Re: [PATCH 2/2] cpufreq: powernv: Ramp-down global pstate slower than local-pstate

2016-04-13 Thread Akshay Adiga

Hi Viresh ,

Thanks for reviewing in detail.
I will correct all comments related to coding standards in my next patch.

On 04/13/2016 10:33 AM, Viresh Kumar wrote:


Comments mostly on the coding standards which you have *not* followed.

Also, please run checkpatch --strict next time you send patches
upstream.


Thanks for pointing out the --strict option, was not aware of that. I will
run checkpatch --strict on the next versions.


On 12-04-16, 23:36, Akshay Adiga wrote:
+
+/*
+ * While resetting we don't want "timer" fields to be set to zero as we
+ * may lose track of timer and will not be able to cleanly remove it
+ */
+#define reset_gpstates(policy)   memset(policy->driver_data, 0,\
+   sizeof(struct global_pstate_info)-\
+   sizeof(struct timer_list)-\
+   sizeof(spinlock_t))
That's super *ugly*. Why don't you create a simple routine which will
set the 5 integer variables to 0 in a straight forward way ?


Yeh, will create a routine.


@@ -348,14 +395,17 @@ static void set_pstate(void *freq_data)
unsigned long val;
unsigned long pstate_ul =
((struct powernv_smp_call_data *) freq_data)->pstate_id;
+   unsigned long gpstate_ul =
+   ((struct powernv_smp_call_data *) freq_data)->gpstate_id;

Remove these unnecessary casts and do:

struct powernv_smp_call_data *freq_data = data; //Name func arg as data

And then use freq_data->*.


Ok. Will do that.

INFORMATION SHOWN —
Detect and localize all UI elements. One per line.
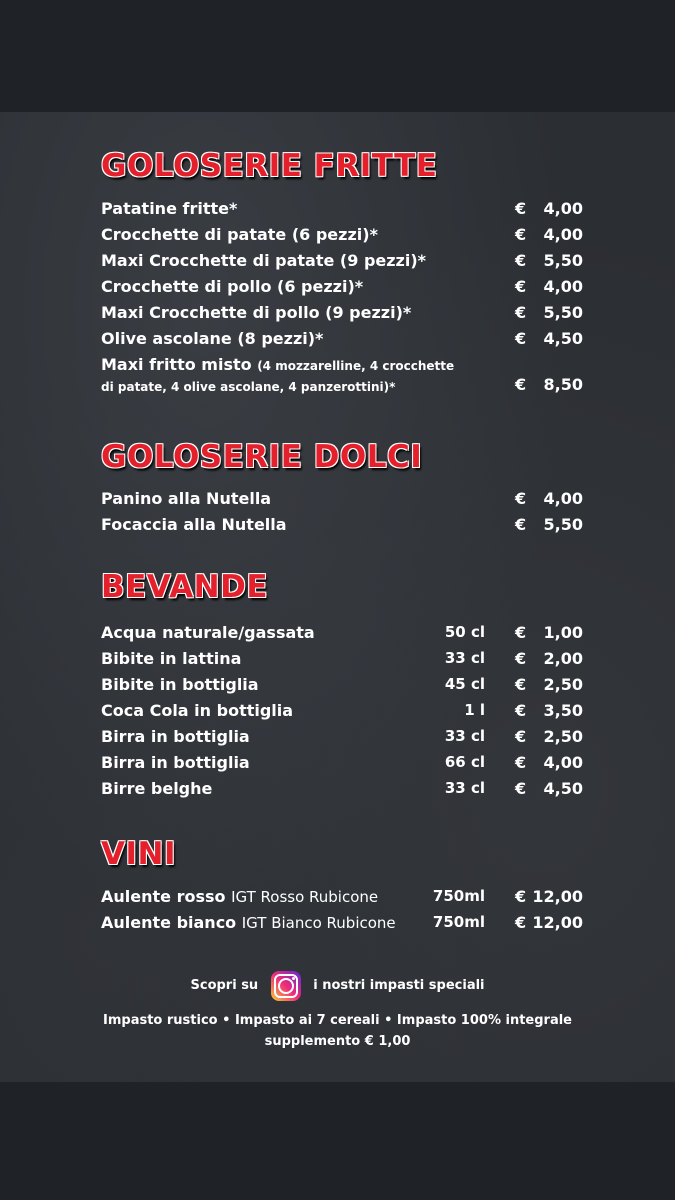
menu-item xyxy=(101,489,583,515)
item-name: Crocchette di patate (6 pezzi)* xyxy=(101,225,378,244)
item-quantity: 33 cl xyxy=(444,649,485,667)
amount: 1,00 xyxy=(543,623,583,642)
item-name: Patatine fritte* xyxy=(101,199,238,218)
menu-item xyxy=(101,779,583,805)
item-quantity: 33 cl xyxy=(444,727,485,745)
item-note: IGT Rosso Rubicone xyxy=(231,888,379,906)
item-name: Acqua naturale/gassata xyxy=(101,623,315,642)
amount: 5,50 xyxy=(543,251,583,270)
amount: 4,50 xyxy=(543,779,583,798)
item-name: Aulente rosso xyxy=(101,887,226,906)
item-quantity: 33 cl xyxy=(444,779,485,797)
item-name: Coca Cola in bottiglia xyxy=(101,701,294,720)
amount: 4,00 xyxy=(543,489,583,508)
item-name-block xyxy=(101,355,454,374)
promo-suffix: i nostri impasti speciali xyxy=(313,978,485,993)
item-name: Bibite in bottiglia xyxy=(101,675,259,694)
menu-item xyxy=(101,251,583,277)
amount: 3,50 xyxy=(543,701,583,720)
amount: 2,50 xyxy=(543,727,583,746)
dough-supplement: supplemento € 1,00 xyxy=(264,1034,411,1049)
menu-item-fritto-misto xyxy=(101,355,583,399)
currency: € xyxy=(515,489,527,508)
amount: 4,00 xyxy=(543,753,583,772)
item-name: Birre belghe xyxy=(101,779,213,798)
section-title-goloserie-dolci: GOLOSERIE DOLCI xyxy=(101,439,423,475)
menu-item xyxy=(101,649,583,675)
menu-item xyxy=(101,623,583,649)
menu-item xyxy=(101,753,583,779)
currency: € xyxy=(515,329,527,348)
amount: 4,50 xyxy=(543,329,583,348)
bottom-band xyxy=(0,1082,675,1200)
amount: 5,50 xyxy=(543,303,583,322)
currency: € xyxy=(515,375,527,394)
top-band xyxy=(0,0,675,112)
menu-item xyxy=(101,277,583,303)
instagram-promo xyxy=(0,970,675,1002)
item-name: Aulente bianco xyxy=(101,913,237,932)
item-name-block xyxy=(101,887,378,906)
item-name: Birra in bottiglia xyxy=(101,727,250,746)
item-note: IGT Bianco Rubicone xyxy=(241,914,396,932)
menu-item xyxy=(101,913,583,939)
item-name: Maxi Crocchette di pollo (9 pezzi)* xyxy=(101,303,412,322)
currency: € xyxy=(515,727,527,746)
item-name: Birra in bottiglia xyxy=(101,753,250,772)
currency: € xyxy=(515,277,527,296)
item-quantity: 750ml xyxy=(432,887,485,905)
section-title-vini: VINI xyxy=(101,836,177,872)
item-quantity: 66 cl xyxy=(444,753,485,771)
amount: 12,00 xyxy=(532,913,583,932)
item-quantity: 45 cl xyxy=(444,675,485,693)
section-title-goloserie-fritte: GOLOSERIE FRITTE xyxy=(101,148,438,184)
currency: € xyxy=(515,303,527,322)
promo-prefix: Scopri su xyxy=(190,978,259,993)
menu-item xyxy=(101,887,583,913)
currency: € xyxy=(515,779,527,798)
amount: 5,50 xyxy=(543,515,583,534)
amount: 4,00 xyxy=(543,277,583,296)
item-detail-continued: di patate, 4 olive ascolane, 4 panzerottini)* xyxy=(101,380,396,394)
currency: € xyxy=(515,701,527,720)
menu-item xyxy=(101,727,583,753)
item-name: Maxi Crocchette di patate (9 pezzi)* xyxy=(101,251,427,270)
menu-item xyxy=(101,329,583,355)
item-quantity: 1 l xyxy=(464,701,485,719)
section-title-bevande: BEVANDE xyxy=(101,569,269,605)
item-quantity: 50 cl xyxy=(444,623,485,641)
item-quantity: 750ml xyxy=(432,913,485,931)
currency: € xyxy=(515,649,527,668)
amount: 4,00 xyxy=(543,225,583,244)
currency: € xyxy=(515,251,527,270)
currency: € xyxy=(515,225,527,244)
item-name: Olive ascolane (8 pezzi)* xyxy=(101,329,324,348)
currency: € xyxy=(515,753,527,772)
menu-item xyxy=(101,675,583,701)
item-name: Bibite in lattina xyxy=(101,649,242,668)
currency: € xyxy=(515,515,527,534)
currency: € xyxy=(515,199,527,218)
menu-item xyxy=(101,225,583,251)
menu-item xyxy=(101,701,583,727)
item-name: Crocchette di pollo (6 pezzi)* xyxy=(101,277,364,296)
item-name: Focaccia alla Nutella xyxy=(101,515,287,534)
currency: € xyxy=(515,913,527,932)
item-detail: (4 mozzarelline, 4 crocchette xyxy=(257,359,455,373)
item-name: Maxi fritto misto xyxy=(101,355,252,374)
menu-item xyxy=(101,515,583,541)
amount: 8,50 xyxy=(543,375,583,394)
menu-item xyxy=(101,199,583,225)
currency: € xyxy=(515,887,527,906)
amount: 12,00 xyxy=(532,887,583,906)
instagram-icon[interactable] xyxy=(271,971,301,1001)
menu-item xyxy=(101,303,583,329)
currency: € xyxy=(515,623,527,642)
menu-board xyxy=(0,112,675,1082)
currency: € xyxy=(515,675,527,694)
item-name-block xyxy=(101,913,396,932)
dough-options: Impasto rustico • Impasto ai 7 cereali • Impasto 100% integrale xyxy=(103,1013,572,1028)
amount: 4,00 xyxy=(543,199,583,218)
amount: 2,00 xyxy=(543,649,583,668)
item-name: Panino alla Nutella xyxy=(101,489,272,508)
amount: 2,50 xyxy=(543,675,583,694)
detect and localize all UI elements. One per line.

THE EXERCISE —
Copy out the entire cpufreq patch review reply word for word, with every line of code and every quoted comment included.

TASK OUTPUT —
Re: [PATCH 2/2] cpufreq: powernv: Ramp-down global pstate slower than local-pstate

2016-04-13 Thread Akshay Adiga

Hi Viresh ,

Thanks for reviewing in detail.
I will correct all comments related to coding standards in my next patch.

On 04/13/2016 10:33 AM, Viresh Kumar wrote:


Comments mostly on the coding standards which you have *not* followed.

Also, please run checkpatch --strict next time you send patches
upstream.


Thanks for pointing out the --strict option, was not aware of that. I will
run checkpatch --strict on the next versions.


On 12-04-16, 23:36, Akshay Adiga wrote:
+
+/*
+ * While resetting we don't want "timer" fields to be set to zero as we
+ * may lose track of timer and will not be able to cleanly remove it
+ */
+#define reset_gpstates(policy)   memset(policy->driver_data, 0,\
+   sizeof(struct global_pstate_info)-\
+   sizeof(struct timer_list)-\
+   sizeof(spinlock_t))
That's super *ugly*. Why don't you create a simple routine which will
set the 5 integer variables to 0 in a straight forward way ?


Yeh, will create a routine.


@@ -348,14 +395,17 @@ static void set_pstate(void *freq_data)
unsigned long val;
unsigned long pstate_ul =
((struct powernv_smp_call_data *) freq_data)->pstate_id;
+   unsigned long gpstate_ul =
+   ((struct powernv_smp_call_data *) freq_data)->gpstate_id;

Remove these unnecessary casts and do:

struct powernv_smp_call_data *freq_data = data; //Name func arg as data

And then use freq_data->*.


Ok. Will do that.